**TEXTO FORNECIDO**
-------
Espera-se que medidas sejam tomadas para estimular os profissionais do magistério. O aumento de 5% para 7% do PIB destinado à educação e a criação do Fundo de Desenvolvimento do Ensino Básico (Fundeb) são algumas propostas do governo Lula. Outro incentivo vem do Ministério da Educação (MEC), que pretende oferecer bolsas de iniciação, que podem variar de 300 a 350 reais, para os estudantes de universidades federais que optarem pela licenciatura. Essa idéia de criação de uma nova modalidade de bolsa, voltada para a educação básica, surgiu das sugestões e críticas feitas pela população ao Plano de Desenvolvimento da Educação (PDE).

Segundo Daniel Machado, ex-aluno do Instituto de Matemática e atual auditor de Sistemas e Negócios da Companhia Vale do Rio Doce, esses fatores contribuem na escolha de uma especialidade por parte dos estudantes, mas não são os principais. Ele acredita que além das questões levantadas, os estudantes temem a sala de aula pela má impressão e pelo histórico que possuem em suas formações básicas. “Em geral, os profissionais que formam a base do conhecimento dos alunos no ensino fundamental e médio, infelizmente, não são capacitados para tal. Imagino que a maioria dos responsáveis pelo primeiro contato dos alunos com a Matemática e a Ciência, não aborda tais tópicos de forma a criar um elo amigável dos alunos com essas matérias. Com isso, acabam criando barreiras que implicam até mesmo na escolha de uma carreira profissional”.
-------
**MATERIAL FORNECIDO**
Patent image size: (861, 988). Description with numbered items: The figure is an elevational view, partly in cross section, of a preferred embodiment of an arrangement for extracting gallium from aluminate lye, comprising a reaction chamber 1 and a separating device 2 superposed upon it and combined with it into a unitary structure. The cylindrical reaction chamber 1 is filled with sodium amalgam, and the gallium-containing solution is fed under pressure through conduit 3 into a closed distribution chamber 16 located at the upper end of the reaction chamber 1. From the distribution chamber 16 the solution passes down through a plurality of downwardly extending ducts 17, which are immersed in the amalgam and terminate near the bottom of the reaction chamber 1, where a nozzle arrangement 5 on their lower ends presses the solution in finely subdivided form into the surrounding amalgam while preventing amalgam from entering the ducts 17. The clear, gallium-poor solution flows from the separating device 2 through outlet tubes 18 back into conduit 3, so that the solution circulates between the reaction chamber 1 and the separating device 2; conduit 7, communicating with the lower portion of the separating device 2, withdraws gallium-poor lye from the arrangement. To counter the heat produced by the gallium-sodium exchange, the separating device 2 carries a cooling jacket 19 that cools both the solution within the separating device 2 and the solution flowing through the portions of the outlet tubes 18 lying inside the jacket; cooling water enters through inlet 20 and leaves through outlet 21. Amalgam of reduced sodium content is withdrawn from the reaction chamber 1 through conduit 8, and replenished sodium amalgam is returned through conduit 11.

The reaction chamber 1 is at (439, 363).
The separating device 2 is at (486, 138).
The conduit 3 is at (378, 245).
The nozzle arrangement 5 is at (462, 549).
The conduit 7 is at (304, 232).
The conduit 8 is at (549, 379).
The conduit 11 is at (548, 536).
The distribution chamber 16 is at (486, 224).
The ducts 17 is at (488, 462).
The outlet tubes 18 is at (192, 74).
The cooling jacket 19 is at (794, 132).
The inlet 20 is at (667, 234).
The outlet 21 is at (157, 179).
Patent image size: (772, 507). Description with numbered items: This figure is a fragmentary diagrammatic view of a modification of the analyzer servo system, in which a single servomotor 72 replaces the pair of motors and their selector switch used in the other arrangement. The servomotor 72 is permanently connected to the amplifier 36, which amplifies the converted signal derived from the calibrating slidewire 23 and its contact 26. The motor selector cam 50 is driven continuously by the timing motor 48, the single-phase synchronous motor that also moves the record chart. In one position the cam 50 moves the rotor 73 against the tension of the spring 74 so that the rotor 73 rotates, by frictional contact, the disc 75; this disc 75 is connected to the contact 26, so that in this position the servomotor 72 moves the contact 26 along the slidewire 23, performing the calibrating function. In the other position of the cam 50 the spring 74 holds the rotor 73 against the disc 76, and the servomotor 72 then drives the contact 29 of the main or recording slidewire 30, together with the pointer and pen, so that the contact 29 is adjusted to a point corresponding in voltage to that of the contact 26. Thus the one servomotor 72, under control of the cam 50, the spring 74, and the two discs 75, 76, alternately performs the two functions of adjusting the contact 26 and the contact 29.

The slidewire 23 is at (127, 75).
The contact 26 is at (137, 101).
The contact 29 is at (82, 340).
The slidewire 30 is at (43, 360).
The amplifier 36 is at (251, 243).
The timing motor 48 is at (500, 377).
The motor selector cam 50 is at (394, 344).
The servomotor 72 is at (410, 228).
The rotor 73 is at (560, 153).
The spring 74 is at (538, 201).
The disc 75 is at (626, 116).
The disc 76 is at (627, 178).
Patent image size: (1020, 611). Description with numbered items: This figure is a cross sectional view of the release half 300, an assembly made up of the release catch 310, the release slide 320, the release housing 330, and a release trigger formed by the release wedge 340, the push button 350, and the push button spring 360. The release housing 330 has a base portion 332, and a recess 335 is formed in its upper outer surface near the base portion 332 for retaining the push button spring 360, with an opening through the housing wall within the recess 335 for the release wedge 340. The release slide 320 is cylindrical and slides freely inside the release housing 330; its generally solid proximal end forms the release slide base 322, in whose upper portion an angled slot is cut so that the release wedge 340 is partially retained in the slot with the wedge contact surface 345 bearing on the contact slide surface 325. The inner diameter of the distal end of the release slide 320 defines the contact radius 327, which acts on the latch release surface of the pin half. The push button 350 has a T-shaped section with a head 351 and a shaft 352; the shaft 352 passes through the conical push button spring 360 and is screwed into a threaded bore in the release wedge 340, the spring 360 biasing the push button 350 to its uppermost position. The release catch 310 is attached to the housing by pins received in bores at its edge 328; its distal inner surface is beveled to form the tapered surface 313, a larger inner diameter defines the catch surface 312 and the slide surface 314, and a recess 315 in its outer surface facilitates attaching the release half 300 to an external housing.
-------
**AS TAREFAS**
**A)** Segundo o texto sobre o magistério, qual é o valor das bolsas de iniciação que o MEC pretende oferecer?
**B)** Reescreva em forma de lista o parágrafo do texto sobre o magistério que começa com "Espera-se que medidas", mantendo seus fatos principais.

**RESPOSTAS COMPLETAS**
**A)** De 300 a 350 reais.

**B)**
- Espera-se que sejam tomadas medidas para estimular os profissionais do magistério.
- O governo Lula propõe aumentar de 5% para 7% a parcela do PIB destinada à educação.
- O governo Lula também propõe criar o Fundo de Desenvolvimento do Ensino Básico (Fundeb).
- O MEC pretende oferecer bolsas de iniciação de 300 a 350 reais a estudantes de universidades federais que optarem pela licenciatura.
- A ideia dessa nova modalidade de bolsa, voltada para a educação básica, surgiu das sugestões e críticas da população ao Plano de Desenvolvimento da Educação (PDE).